* _GIVEN TASK_: Gather up every line from the entries below that uses the word "Check".

━━━ DATASET EXCERPTS ━━━

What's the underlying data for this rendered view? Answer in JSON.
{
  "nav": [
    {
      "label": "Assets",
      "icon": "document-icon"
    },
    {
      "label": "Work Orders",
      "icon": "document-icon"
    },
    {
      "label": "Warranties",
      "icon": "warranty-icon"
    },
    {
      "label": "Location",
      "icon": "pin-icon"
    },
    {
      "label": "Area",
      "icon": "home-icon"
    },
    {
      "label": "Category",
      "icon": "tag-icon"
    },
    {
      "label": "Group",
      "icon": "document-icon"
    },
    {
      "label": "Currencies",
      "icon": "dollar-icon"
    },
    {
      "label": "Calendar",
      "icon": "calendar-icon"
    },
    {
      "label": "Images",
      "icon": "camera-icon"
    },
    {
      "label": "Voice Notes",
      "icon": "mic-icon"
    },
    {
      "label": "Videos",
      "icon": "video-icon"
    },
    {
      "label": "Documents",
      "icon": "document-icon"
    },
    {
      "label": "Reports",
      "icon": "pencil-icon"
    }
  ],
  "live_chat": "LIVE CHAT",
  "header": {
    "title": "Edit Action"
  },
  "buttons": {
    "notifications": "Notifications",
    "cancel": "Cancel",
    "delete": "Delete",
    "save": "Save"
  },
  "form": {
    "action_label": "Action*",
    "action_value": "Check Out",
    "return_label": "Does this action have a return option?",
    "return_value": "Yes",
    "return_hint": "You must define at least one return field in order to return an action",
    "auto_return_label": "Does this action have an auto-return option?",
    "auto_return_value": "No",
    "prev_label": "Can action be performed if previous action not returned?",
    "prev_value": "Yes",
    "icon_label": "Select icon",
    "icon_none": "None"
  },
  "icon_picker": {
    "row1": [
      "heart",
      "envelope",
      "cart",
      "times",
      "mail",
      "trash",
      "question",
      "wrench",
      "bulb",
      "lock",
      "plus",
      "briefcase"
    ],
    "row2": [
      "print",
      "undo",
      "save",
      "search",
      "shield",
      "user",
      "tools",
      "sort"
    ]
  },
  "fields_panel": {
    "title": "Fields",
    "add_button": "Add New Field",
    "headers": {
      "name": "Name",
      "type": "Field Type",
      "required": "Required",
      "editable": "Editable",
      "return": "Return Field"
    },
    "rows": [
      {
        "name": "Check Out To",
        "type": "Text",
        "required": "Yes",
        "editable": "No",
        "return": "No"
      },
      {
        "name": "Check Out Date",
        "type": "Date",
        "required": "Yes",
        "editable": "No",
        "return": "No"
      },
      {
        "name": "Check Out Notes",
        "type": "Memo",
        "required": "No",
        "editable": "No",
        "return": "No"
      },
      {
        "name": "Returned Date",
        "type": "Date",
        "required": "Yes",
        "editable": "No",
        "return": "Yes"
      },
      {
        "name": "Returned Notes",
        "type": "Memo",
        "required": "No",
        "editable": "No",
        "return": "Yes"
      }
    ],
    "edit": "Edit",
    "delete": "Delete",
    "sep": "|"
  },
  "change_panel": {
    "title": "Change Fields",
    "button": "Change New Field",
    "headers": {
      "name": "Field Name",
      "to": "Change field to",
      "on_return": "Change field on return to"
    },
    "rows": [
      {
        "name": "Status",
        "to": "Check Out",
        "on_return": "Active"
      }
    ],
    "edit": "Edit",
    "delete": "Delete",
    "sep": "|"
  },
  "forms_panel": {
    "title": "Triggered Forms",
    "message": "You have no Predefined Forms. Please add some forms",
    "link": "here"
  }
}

━━━

* _ANSWER TO THE TASK_:
    "action_value": "Check Out",
        "name": "Check Out To",
        "name": "Check Out Date",
        "name": "Check Out Notes",
        "to": "Check Out",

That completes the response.